Task: Copy the records below exactly, leaving out every picture.

* * *

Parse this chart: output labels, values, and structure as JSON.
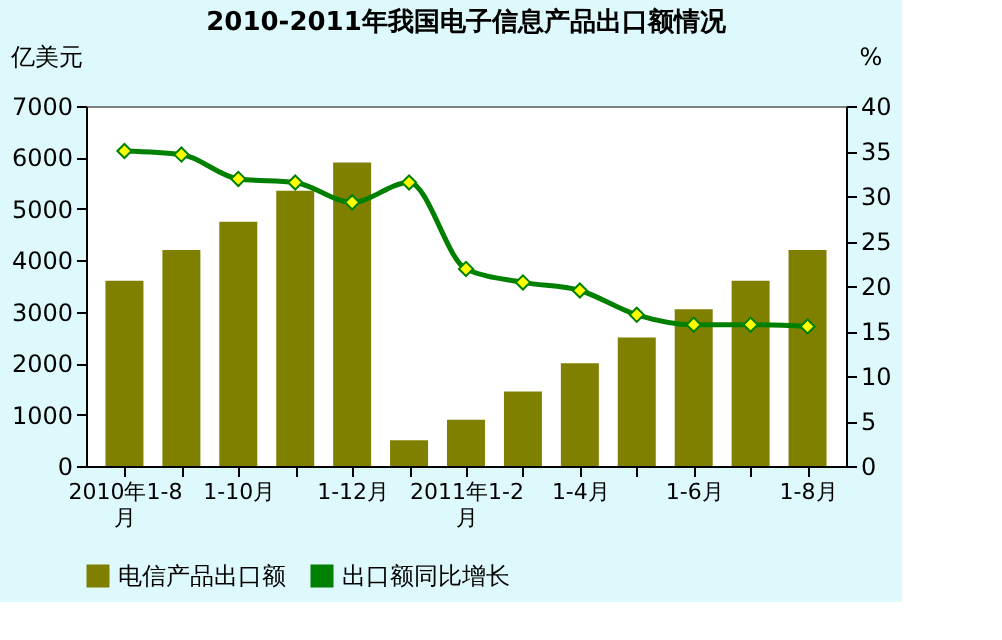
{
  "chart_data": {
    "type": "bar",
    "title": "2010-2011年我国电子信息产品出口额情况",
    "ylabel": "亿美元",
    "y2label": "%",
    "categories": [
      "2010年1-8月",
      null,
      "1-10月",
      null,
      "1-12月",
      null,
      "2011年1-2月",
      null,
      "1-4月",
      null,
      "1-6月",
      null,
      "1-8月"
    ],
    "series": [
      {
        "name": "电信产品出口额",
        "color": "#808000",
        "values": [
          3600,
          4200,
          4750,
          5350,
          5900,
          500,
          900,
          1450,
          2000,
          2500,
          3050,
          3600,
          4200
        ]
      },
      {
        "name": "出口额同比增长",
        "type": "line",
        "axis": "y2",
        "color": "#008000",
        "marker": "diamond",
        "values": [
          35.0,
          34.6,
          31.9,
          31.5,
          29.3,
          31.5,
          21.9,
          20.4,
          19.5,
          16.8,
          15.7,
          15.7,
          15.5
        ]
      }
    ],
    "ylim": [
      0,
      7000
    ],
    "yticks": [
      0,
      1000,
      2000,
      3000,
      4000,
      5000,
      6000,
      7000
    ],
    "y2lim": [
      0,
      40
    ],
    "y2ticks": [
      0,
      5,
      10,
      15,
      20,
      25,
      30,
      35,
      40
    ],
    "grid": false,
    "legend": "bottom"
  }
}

* * *

Final answer:
Parse this chart: output labels, values, and structure as JSON.
{
  "chart_data": {
    "type": "bar",
    "title": "2010-2011年我国电子信息产品出口额情况",
    "ylabel": "亿美元",
    "y2label": "%",
    "categories": [
      "2010年1-8月",
      null,
      "1-10月",
      null,
      "1-12月",
      null,
      "2011年1-2月",
      null,
      "1-4月",
      null,
      "1-6月",
      null,
      "1-8月"
    ],
    "series": [
      {
        "name": "电信产品出口额",
        "color": "#808000",
        "values": [
          3600,
          4200,
          4750,
          5350,
          5900,
          500,
          900,
          1450,
          2000,
          2500,
          3050,
          3600,
          4200
        ]
      },
      {
        "name": "出口额同比增长",
        "type": "line",
        "axis": "y2",
        "color": "#008000",
        "marker": "diamond",
        "values": [
          35.0,
          34.6,
          31.9,
          31.5,
          29.3,
          31.5,
          21.9,
          20.4,
          19.5,
          16.8,
          15.7,
          15.7,
          15.5
        ]
      }
    ],
    "ylim": [
      0,
      7000
    ],
    "yticks": [
      0,
      1000,
      2000,
      3000,
      4000,
      5000,
      6000,
      7000
    ],
    "y2lim": [
      0,
      40
    ],
    "y2ticks": [
      0,
      5,
      10,
      15,
      20,
      25,
      30,
      35,
      40
    ],
    "grid": false,
    "legend": "bottom"
  }
}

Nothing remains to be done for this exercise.